■ **Data records**
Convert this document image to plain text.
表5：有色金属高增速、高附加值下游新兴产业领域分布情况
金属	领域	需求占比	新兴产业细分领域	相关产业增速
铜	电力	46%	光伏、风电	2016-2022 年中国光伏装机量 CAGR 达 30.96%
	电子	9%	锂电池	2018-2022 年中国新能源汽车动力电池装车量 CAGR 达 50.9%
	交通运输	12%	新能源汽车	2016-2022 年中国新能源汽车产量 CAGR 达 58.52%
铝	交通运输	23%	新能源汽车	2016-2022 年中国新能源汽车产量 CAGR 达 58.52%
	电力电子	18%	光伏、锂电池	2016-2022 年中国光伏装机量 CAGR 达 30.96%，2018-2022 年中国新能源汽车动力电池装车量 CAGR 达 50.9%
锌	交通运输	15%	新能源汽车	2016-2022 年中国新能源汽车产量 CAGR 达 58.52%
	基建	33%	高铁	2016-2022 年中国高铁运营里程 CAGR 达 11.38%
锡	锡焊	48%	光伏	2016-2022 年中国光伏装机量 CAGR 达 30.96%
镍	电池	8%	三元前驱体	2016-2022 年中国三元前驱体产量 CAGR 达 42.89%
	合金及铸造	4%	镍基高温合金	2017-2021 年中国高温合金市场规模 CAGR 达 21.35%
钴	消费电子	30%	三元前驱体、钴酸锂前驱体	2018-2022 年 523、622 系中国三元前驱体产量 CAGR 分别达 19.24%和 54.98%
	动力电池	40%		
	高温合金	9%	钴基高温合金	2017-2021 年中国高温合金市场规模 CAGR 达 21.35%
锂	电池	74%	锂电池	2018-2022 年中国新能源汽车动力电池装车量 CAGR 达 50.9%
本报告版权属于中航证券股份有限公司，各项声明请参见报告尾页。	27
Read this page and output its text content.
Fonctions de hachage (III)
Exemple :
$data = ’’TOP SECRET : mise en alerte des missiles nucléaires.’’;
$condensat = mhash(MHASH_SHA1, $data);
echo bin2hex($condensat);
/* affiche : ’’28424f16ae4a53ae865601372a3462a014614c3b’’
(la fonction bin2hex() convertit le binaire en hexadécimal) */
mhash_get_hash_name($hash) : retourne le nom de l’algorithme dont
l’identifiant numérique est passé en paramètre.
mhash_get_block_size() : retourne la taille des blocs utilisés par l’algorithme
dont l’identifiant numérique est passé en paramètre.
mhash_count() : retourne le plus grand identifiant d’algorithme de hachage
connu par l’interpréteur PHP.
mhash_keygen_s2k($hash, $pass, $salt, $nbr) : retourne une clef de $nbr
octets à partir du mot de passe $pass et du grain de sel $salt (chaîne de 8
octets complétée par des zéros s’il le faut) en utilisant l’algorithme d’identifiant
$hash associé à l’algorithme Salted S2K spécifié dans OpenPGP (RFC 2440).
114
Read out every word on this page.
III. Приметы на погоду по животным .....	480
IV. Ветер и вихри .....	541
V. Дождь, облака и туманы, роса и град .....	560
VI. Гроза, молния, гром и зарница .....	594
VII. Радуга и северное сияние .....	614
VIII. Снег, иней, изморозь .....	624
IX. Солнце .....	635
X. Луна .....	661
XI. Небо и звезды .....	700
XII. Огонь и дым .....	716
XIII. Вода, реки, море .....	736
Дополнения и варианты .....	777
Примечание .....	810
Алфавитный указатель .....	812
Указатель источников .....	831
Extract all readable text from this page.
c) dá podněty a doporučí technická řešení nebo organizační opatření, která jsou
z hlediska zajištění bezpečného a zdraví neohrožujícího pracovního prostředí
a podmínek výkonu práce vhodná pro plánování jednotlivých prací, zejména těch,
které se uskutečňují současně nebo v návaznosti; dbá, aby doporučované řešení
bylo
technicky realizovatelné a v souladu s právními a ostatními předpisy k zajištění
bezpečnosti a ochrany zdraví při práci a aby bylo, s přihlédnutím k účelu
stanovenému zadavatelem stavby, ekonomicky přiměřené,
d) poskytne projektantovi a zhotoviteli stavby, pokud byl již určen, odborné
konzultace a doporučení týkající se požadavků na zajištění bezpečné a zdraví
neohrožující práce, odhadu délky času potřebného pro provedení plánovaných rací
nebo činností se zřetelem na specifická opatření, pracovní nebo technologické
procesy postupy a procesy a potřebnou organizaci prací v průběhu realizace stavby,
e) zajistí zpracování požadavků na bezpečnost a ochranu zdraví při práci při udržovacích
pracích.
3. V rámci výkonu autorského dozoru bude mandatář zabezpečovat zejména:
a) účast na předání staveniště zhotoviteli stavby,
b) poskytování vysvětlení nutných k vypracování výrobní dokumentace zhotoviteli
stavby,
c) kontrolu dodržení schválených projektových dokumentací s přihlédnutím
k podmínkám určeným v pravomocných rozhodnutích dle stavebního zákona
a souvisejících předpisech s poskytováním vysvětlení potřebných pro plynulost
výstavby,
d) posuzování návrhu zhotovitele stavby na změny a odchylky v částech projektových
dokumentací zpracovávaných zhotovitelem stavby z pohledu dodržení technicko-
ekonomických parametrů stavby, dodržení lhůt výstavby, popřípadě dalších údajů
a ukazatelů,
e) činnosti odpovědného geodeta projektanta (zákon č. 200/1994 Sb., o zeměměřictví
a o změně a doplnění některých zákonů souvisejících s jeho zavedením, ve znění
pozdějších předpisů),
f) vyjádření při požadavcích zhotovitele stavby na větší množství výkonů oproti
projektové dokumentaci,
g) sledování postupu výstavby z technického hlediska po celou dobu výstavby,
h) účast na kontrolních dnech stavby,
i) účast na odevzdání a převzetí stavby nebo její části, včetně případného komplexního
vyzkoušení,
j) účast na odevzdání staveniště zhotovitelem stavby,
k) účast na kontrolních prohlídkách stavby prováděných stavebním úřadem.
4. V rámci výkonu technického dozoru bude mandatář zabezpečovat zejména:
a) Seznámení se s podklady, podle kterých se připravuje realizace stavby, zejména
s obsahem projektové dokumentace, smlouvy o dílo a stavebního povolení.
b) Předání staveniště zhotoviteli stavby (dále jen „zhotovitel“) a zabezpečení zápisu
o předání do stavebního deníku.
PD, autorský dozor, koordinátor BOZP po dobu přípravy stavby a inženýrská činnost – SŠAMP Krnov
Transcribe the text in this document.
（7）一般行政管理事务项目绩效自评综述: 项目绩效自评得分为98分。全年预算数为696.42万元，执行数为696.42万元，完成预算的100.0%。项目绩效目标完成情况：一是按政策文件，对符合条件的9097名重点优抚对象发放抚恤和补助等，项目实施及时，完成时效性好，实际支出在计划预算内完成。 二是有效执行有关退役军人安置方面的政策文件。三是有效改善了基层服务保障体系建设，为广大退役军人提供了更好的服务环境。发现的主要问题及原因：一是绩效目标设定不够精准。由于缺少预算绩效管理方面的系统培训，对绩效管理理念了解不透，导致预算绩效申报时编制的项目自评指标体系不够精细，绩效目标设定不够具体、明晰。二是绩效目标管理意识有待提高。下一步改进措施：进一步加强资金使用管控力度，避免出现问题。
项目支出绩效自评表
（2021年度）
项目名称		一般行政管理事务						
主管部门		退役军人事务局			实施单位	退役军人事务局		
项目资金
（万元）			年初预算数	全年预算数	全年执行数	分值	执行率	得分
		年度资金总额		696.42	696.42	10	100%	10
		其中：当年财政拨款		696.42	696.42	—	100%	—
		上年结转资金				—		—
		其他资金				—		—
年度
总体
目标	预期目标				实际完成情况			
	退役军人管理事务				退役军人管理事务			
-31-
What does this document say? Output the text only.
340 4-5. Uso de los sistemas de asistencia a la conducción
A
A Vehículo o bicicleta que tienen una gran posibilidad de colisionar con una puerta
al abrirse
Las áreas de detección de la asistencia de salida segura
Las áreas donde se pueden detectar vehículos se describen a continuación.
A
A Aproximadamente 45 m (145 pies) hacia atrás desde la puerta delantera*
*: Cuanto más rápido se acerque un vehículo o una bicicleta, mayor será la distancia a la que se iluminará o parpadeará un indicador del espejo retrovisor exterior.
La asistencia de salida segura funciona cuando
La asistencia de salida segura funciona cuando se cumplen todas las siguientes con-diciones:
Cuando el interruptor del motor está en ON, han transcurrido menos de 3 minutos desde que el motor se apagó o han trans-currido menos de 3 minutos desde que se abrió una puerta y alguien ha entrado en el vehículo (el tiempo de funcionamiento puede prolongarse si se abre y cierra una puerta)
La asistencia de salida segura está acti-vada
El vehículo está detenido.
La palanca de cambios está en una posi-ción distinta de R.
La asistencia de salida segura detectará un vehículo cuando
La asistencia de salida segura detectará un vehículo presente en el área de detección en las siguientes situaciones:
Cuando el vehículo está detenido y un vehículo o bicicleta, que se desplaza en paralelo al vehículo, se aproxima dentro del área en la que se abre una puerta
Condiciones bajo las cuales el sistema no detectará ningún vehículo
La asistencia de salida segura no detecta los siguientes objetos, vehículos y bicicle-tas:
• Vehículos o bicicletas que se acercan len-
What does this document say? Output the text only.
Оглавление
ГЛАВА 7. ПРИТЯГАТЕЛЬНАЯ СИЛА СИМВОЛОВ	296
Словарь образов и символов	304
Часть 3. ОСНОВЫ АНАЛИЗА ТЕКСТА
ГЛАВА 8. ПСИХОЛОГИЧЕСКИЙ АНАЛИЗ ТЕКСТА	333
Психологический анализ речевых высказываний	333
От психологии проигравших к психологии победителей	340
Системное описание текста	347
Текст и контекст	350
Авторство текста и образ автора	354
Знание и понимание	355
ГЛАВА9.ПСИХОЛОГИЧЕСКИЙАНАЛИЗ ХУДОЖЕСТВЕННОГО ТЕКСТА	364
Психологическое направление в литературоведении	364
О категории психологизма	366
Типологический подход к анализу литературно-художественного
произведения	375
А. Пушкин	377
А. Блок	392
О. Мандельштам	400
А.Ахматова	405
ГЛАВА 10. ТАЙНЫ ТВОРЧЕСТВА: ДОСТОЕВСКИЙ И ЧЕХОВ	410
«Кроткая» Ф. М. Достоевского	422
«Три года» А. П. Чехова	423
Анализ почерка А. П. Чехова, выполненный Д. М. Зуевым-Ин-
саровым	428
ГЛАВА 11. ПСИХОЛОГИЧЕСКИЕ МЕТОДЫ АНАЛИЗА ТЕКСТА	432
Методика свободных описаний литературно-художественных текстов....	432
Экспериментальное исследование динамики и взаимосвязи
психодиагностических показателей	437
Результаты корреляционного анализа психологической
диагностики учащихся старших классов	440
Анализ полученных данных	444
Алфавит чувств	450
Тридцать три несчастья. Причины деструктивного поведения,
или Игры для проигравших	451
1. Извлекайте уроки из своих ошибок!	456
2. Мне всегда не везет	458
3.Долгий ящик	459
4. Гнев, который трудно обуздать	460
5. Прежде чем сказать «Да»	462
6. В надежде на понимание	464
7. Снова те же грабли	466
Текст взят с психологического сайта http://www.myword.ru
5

■ **REQUIRED TASK**
Report only the number of lines in the data above that contain "zhotoviteli".

■ **COMPLETE RESPONSE**
4